Check the listing below for lines that hold "بشأن". How many are there? Please give only the number.
[start of Data shown]
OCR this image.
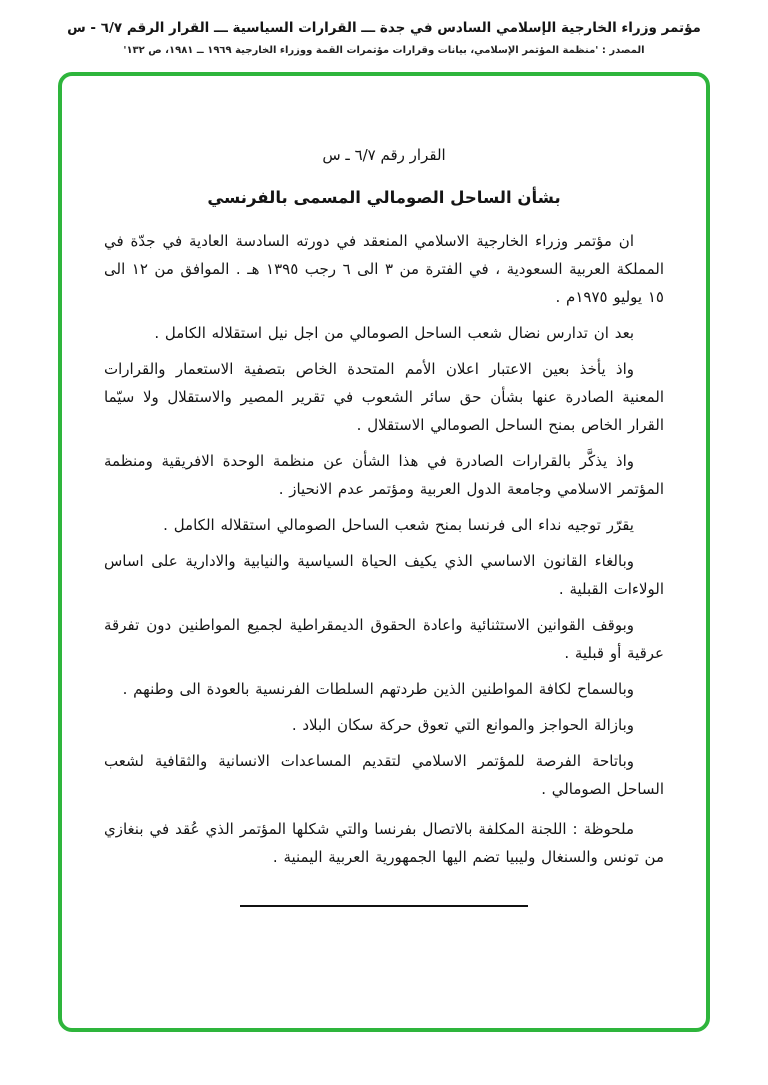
مؤتمر وزراء الخارجية الإسلامي السادس في جدة ـــ القرارات السياسية ـــ القرار الرقم ٦/٧ - س
المصدر : 'منظمة المؤتمر الإسلامي، بيانات وقرارات مؤتمرات القمة ووزراء الخارجية ١٩٦٩ ــ ١٩٨١، ص ١٣٢'
القرار رقم ٦/٧ ـ س
بشأن الساحل الصومالي المسمى بالفرنسي

ان مؤتمر وزراء الخارجية الاسلامي المنعقد في دورته السادسة العادية في جدّة في المملكة العربية السعودية ، في الفترة من ٣ الى ٦ رجب ١٣٩٥ هـ . الموافق من ١٢ الى ١٥ يوليو ١٩٧٥م .

بعد ان تدارس نضال شعب الساحل الصومالي من اجل نيل استقلاله الكامل .

واذ يأخذ بعين الاعتبار اعلان الأمم المتحدة الخاص بتصفية الاستعمار والقرارات المعنية الصادرة عنها بشأن حق سائر الشعوب في تقرير المصير والاستقلال ولا سيّما القرار الخاص بمنح الساحل الصومالي الاستقلال .

واذ يذكَّر بالقرارات الصادرة في هذا الشأن عن منظمة الوحدة الافريقية ومنظمة المؤتمر الاسلامي وجامعة الدول العربية ومؤتمر عدم الانحياز .

يقرّر توجيه نداء الى فرنسا بمنح شعب الساحل الصومالي استقلاله الكامل .

وبالغاء القانون الاساسي الذي يكيف الحياة السياسية والنيابية والادارية على اساس الولاءات القبلية .

وبوقف القوانين الاستثنائية واعادة الحقوق الديمقراطية لجميع المواطنين دون تفرقة عرقية أو قبلية .

وبالسماح لكافة المواطنين الذين طردتهم السلطات الفرنسية بالعودة الى وطنهم .

وبازالة الحواجز والموانع التي تعوق حركة سكان البلاد .

وباتاحة الفرصة للمؤتمر الاسلامي لتقديم المساعدات الانسانية والثقافية لشعب الساحل الصومالي .

ملحوظة : اللجنة المكلفة بالاتصال بفرنسا والتي شكلها المؤتمر الذي عُقد في بنغازي من تونس والسنغال وليبيا تضم اليها الجمهورية العربية اليمنية .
[end of Data shown]
■ Written solution
2